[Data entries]

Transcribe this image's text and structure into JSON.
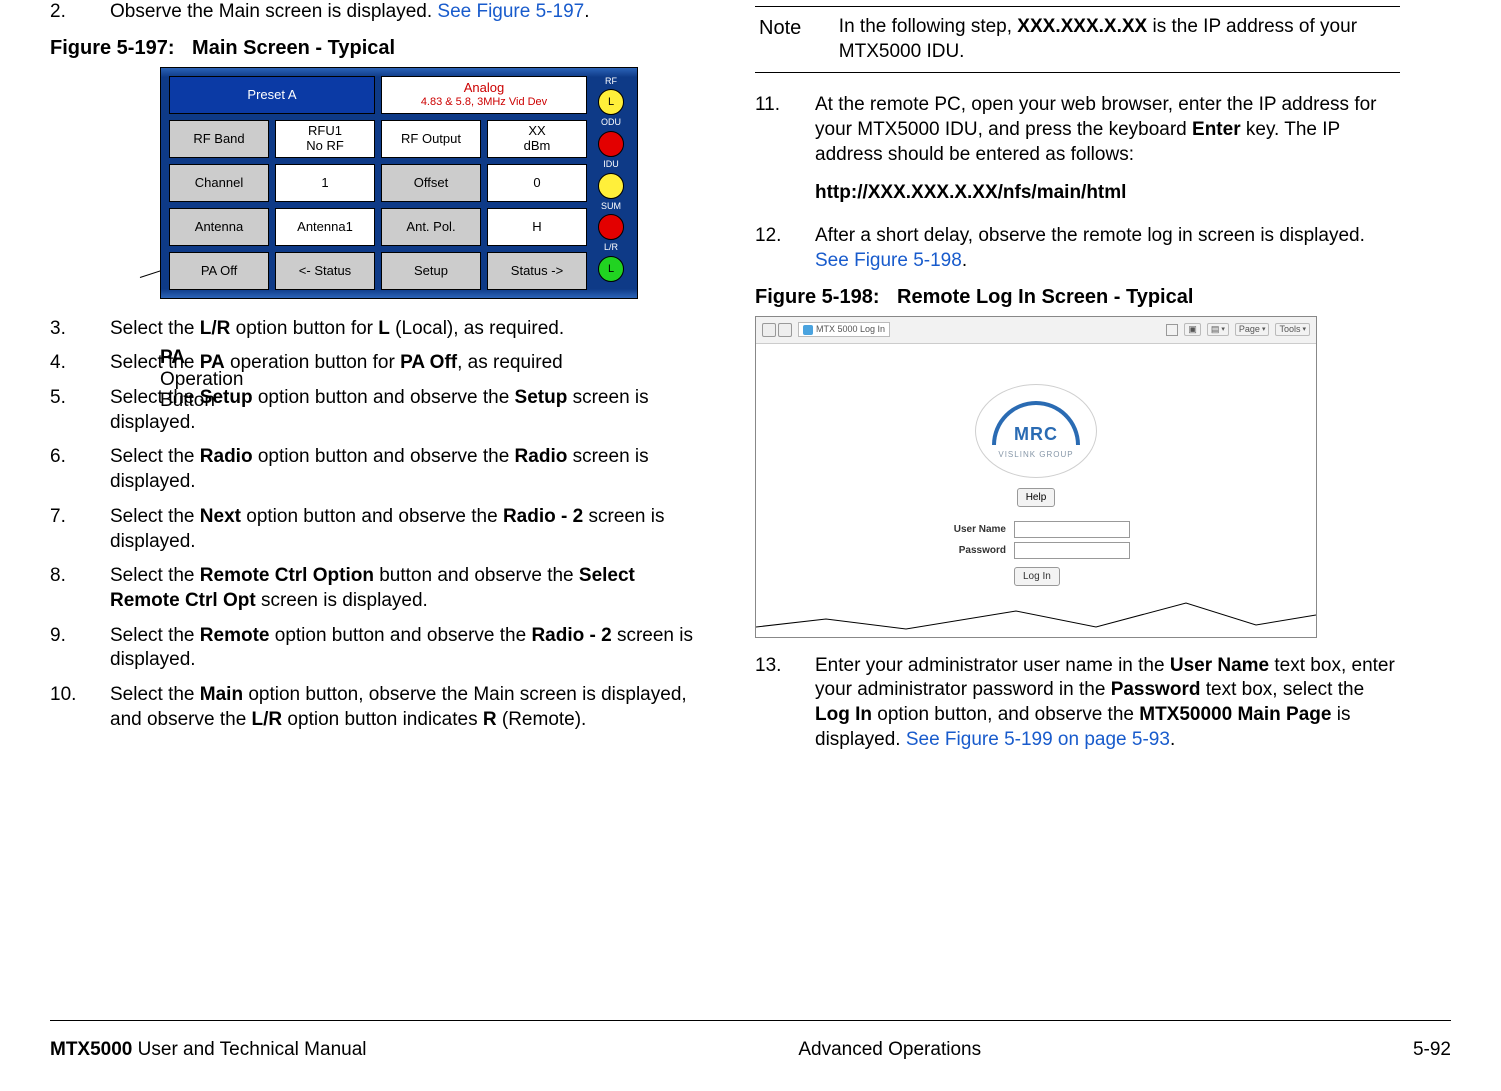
{
  "left": {
    "step2_num": "2.",
    "step2_a": "Observe the Main screen is displayed.  ",
    "step2_link": "See Figure 5-197",
    "step2_dot": ".",
    "fig197_label": "Figure 5-197:",
    "fig197_title": "Main Screen - Typical",
    "callout_l1": "PA",
    "callout_l2": "Operation",
    "callout_l3": "Button",
    "device": {
      "preset": "Preset A",
      "analog1": "Analog",
      "analog2": "4.83 & 5.8, 3MHz Vid Dev",
      "rfband": "RF Band",
      "rfu": "RFU1\nNo RF",
      "rfout": "RF Output",
      "dbm": "XX\ndBm",
      "channel": "Channel",
      "ch_val": "1",
      "offset": "Offset",
      "off_val": "0",
      "antenna": "Antenna",
      "ant_val": "Antenna1",
      "antpol": "Ant. Pol.",
      "pol_val": "H",
      "paoff": "PA Off",
      "back": "<- Status",
      "setup": "Setup",
      "fwd": "Status ->",
      "s_rf": "RF",
      "s_odu": "ODU",
      "s_idu": "IDU",
      "s_sum": "SUM",
      "s_lr": "L/R",
      "led_l": "L"
    },
    "s3n": "3.",
    "s3a": "Select the ",
    "s3b": "L/R",
    "s3c": " option button for ",
    "s3d": "L",
    "s3e": " (Local), as required.",
    "s4n": "4.",
    "s4a": "Select the ",
    "s4b": "PA",
    "s4c": " operation button for ",
    "s4d": "PA Off",
    "s4e": ", as required",
    "s5n": "5.",
    "s5a": "Select the ",
    "s5b": "Setup",
    "s5c": " option button and observe the ",
    "s5d": "Setup",
    "s5e": " screen is displayed.",
    "s6n": "6.",
    "s6a": "Select the ",
    "s6b": "Radio",
    "s6c": " option button and observe the ",
    "s6d": "Radio",
    "s6e": " screen is displayed.",
    "s7n": "7.",
    "s7a": "Select the ",
    "s7b": "Next",
    "s7c": " option button and observe the ",
    "s7d": "Radio - 2",
    "s7e": " screen is displayed.",
    "s8n": "8.",
    "s8a": "Select the ",
    "s8b": "Remote Ctrl Option",
    "s8c": " button and observe the ",
    "s8d": "Select Remote Ctrl Opt",
    "s8e": " screen is displayed.",
    "s9n": "9.",
    "s9a": "Select the ",
    "s9b": "Remote",
    "s9c": " option button and observe the ",
    "s9d": "Radio - 2",
    "s9e": " screen is displayed.",
    "s10n": "10.",
    "s10a": "Select the ",
    "s10b": "Main",
    "s10c": " option button, observe the Main screen is displayed, and observe the ",
    "s10d": "L/R",
    "s10e": " option button indicates ",
    "s10f": "R",
    "s10g": " (Remote)."
  },
  "right": {
    "note_label": "Note",
    "note_a": "In the following step, ",
    "note_b": "XXX.XXX.X.XX",
    "note_c": " is the IP address of your MTX5000 IDU.",
    "s11n": "11.",
    "s11a": "At the remote PC, open your web browser, enter the IP address for your MTX5000 IDU, and press the keyboard ",
    "s11b": "Enter",
    "s11c": " key.  The IP address should be entered as follows:",
    "url": "http://XXX.XXX.X.XX/nfs/main/html",
    "s12n": "12.",
    "s12a": "After a short delay, observe the remote log in screen is displayed.  ",
    "s12link": "See Figure 5-198",
    "s12dot": ".",
    "fig198_label": "Figure 5-198:",
    "fig198_title": "Remote Log In Screen - Typical",
    "login": {
      "tab": "MTX 5000 Log In",
      "page": "Page",
      "tools": "Tools",
      "logo_text": "MRC",
      "logo_sub": "VISLINK GROUP",
      "help": "Help",
      "user_lbl": "User Name",
      "pass_lbl": "Password",
      "login_btn": "Log In"
    },
    "s13n": "13.",
    "s13a": "Enter your administrator user name in the ",
    "s13b": "User Name",
    "s13c": " text box, enter your administrator password in the ",
    "s13d": "Password",
    "s13e": " text box, select the ",
    "s13f": "Log In",
    "s13g": " option button, and observe the ",
    "s13h": "MTX50000 Main Page",
    "s13i": " is displayed.  ",
    "s13link": "See Figure 5-199 on page 5-93",
    "s13dot": "."
  },
  "footer": {
    "left_b": "MTX5000",
    "left_r": " User and Technical Manual",
    "center": "Advanced Operations",
    "right": "5-92"
  }
}
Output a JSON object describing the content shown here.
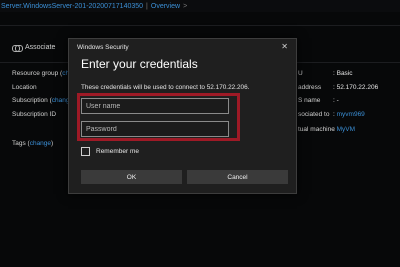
{
  "breadcrumb": {
    "resource": "Server.WindowsServer-201-20200717140350",
    "separator": "|",
    "page": "Overview",
    "chevron": ">"
  },
  "toolbar": {
    "associate_label": "Associate",
    "associate_icon": "link-icon"
  },
  "left_props": {
    "resource_group_label": "Resource group (",
    "resource_group_change": "ch",
    "location_label": "Location",
    "subscription_label": "Subscription (",
    "subscription_change": "change",
    "subscription_id_label": "Subscription ID",
    "tags_label": "Tags (",
    "tags_change": "change",
    "tags_close": ")"
  },
  "right_props": {
    "sku_label": "U",
    "sku_value": ": Basic",
    "address_label": "address",
    "address_value": ": 52.170.22.206",
    "dns_label": "S name",
    "dns_value": ": -",
    "associated_label": "sociated to",
    "associated_value": "myvm969",
    "vm_label": "tual machine",
    "vm_value": "MyVM"
  },
  "dialog": {
    "title": "Windows Security",
    "close_glyph": "✕",
    "heading": "Enter your credentials",
    "message": "These credentials will be used to connect to 52.170.22.206.",
    "username_placeholder": "User name",
    "password_placeholder": "Password",
    "remember_label": "Remember me",
    "ok_label": "OK",
    "cancel_label": "Cancel"
  },
  "colors": {
    "highlight": "#9e1a26",
    "link": "#3b8fd6",
    "dialog_bg": "#1f1f1f"
  }
}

Exercise description> Omitting all images, retype each line of the records precisely.

The answer>
Transcribe this image's text and structure into JSON.
{
  "left": {
    "step2_num": "2.",
    "step2_a": "Observe the Main screen is displayed.  ",
    "step2_link": "See Figure 5-197",
    "step2_dot": ".",
    "fig197_label": "Figure 5-197:",
    "fig197_title": "Main Screen - Typical",
    "callout_l1": "PA",
    "callout_l2": "Operation",
    "callout_l3": "Button",
    "device": {
      "preset": "Preset A",
      "analog1": "Analog",
      "analog2": "4.83 & 5.8, 3MHz Vid Dev",
      "rfband": "RF Band",
      "rfu": "RFU1\nNo RF",
      "rfout": "RF Output",
      "dbm": "XX\ndBm",
      "channel": "Channel",
      "ch_val": "1",
      "offset": "Offset",
      "off_val": "0",
      "antenna": "Antenna",
      "ant_val": "Antenna1",
      "antpol": "Ant. Pol.",
      "pol_val": "H",
      "paoff": "PA Off",
      "back": "<- Status",
      "setup": "Setup",
      "fwd": "Status ->",
      "s_rf": "RF",
      "s_odu": "ODU",
      "s_idu": "IDU",
      "s_sum": "SUM",
      "s_lr": "L/R",
      "led_l": "L"
    },
    "s3n": "3.",
    "s3a": "Select the ",
    "s3b": "L/R",
    "s3c": " option button for ",
    "s3d": "L",
    "s3e": " (Local), as required.",
    "s4n": "4.",
    "s4a": "Select the ",
    "s4b": "PA",
    "s4c": " operation button for ",
    "s4d": "PA Off",
    "s4e": ", as required",
    "s5n": "5.",
    "s5a": "Select the ",
    "s5b": "Setup",
    "s5c": " option button and observe the ",
    "s5d": "Setup",
    "s5e": " screen is displayed.",
    "s6n": "6.",
    "s6a": "Select the ",
    "s6b": "Radio",
    "s6c": " option button and observe the ",
    "s6d": "Radio",
    "s6e": " screen is displayed.",
    "s7n": "7.",
    "s7a": "Select the ",
    "s7b": "Next",
    "s7c": " option button and observe the ",
    "s7d": "Radio - 2",
    "s7e": " screen is displayed.",
    "s8n": "8.",
    "s8a": "Select the ",
    "s8b": "Remote Ctrl Option",
    "s8c": " button and observe the ",
    "s8d": "Select Remote Ctrl Opt",
    "s8e": " screen is displayed.",
    "s9n": "9.",
    "s9a": "Select the ",
    "s9b": "Remote",
    "s9c": " option button and observe the ",
    "s9d": "Radio - 2",
    "s9e": " screen is displayed.",
    "s10n": "10.",
    "s10a": "Select the ",
    "s10b": "Main",
    "s10c": " option button, observe the Main screen is displayed, and observe the ",
    "s10d": "L/R",
    "s10e": " option button indicates ",
    "s10f": "R",
    "s10g": " (Remote)."
  },
  "right": {
    "note_label": "Note",
    "note_a": "In the following step, ",
    "note_b": "XXX.XXX.X.XX",
    "note_c": " is the IP address of your MTX5000 IDU.",
    "s11n": "11.",
    "s11a": "At the remote PC, open your web browser, enter the IP address for your MTX5000 IDU, and press the keyboard ",
    "s11b": "Enter",
    "s11c": " key.  The IP address should be entered as follows:",
    "url": "http://XXX.XXX.X.XX/nfs/main/html",
    "s12n": "12.",
    "s12a": "After a short delay, observe the remote log in screen is displayed.  ",
    "s12link": "See Figure 5-198",
    "s12dot": ".",
    "fig198_label": "Figure 5-198:",
    "fig198_title": "Remote Log In Screen - Typical",
    "login": {
      "tab": "MTX 5000 Log In",
      "page": "Page",
      "tools": "Tools",
      "logo_text": "MRC",
      "logo_sub": "VISLINK GROUP",
      "help": "Help",
      "user_lbl": "User Name",
      "pass_lbl": "Password",
      "login_btn": "Log In"
    },
    "s13n": "13.",
    "s13a": "Enter your administrator user name in the ",
    "s13b": "User Name",
    "s13c": " text box, enter your administrator password in the ",
    "s13d": "Password",
    "s13e": " text box, select the ",
    "s13f": "Log In",
    "s13g": " option button, and observe the ",
    "s13h": "MTX50000 Main Page",
    "s13i": " is displayed.  ",
    "s13link": "See Figure 5-199 on page 5-93",
    "s13dot": "."
  },
  "footer": {
    "left_b": "MTX5000",
    "left_r": " User and Technical Manual",
    "center": "Advanced Operations",
    "right": "5-92"
  }
}
Output a JSON object describing the content shown here.
{
  "breadcrumb": {
    "resource": "Server.WindowsServer-201-20200717140350",
    "separator": "|",
    "page": "Overview",
    "chevron": ">"
  },
  "toolbar": {
    "associate_label": "Associate",
    "associate_icon": "link-icon"
  },
  "left_props": {
    "resource_group_label": "Resource group (",
    "resource_group_change": "ch",
    "location_label": "Location",
    "subscription_label": "Subscription (",
    "subscription_change": "change",
    "subscription_id_label": "Subscription ID",
    "tags_label": "Tags (",
    "tags_change": "change",
    "tags_close": ")"
  },
  "right_props": {
    "sku_label": "U",
    "sku_value": ": Basic",
    "address_label": "address",
    "address_value": ": 52.170.22.206",
    "dns_label": "S name",
    "dns_value": ": -",
    "associated_label": "sociated to",
    "associated_value": "myvm969",
    "vm_label": "tual machine",
    "vm_value": "MyVM"
  },
  "dialog": {
    "title": "Windows Security",
    "close_glyph": "✕",
    "heading": "Enter your credentials",
    "message": "These credentials will be used to connect to 52.170.22.206.",
    "username_placeholder": "User name",
    "password_placeholder": "Password",
    "remember_label": "Remember me",
    "ok_label": "OK",
    "cancel_label": "Cancel"
  },
  "colors": {
    "highlight": "#9e1a26",
    "link": "#3b8fd6",
    "dialog_bg": "#1f1f1f"
  }
}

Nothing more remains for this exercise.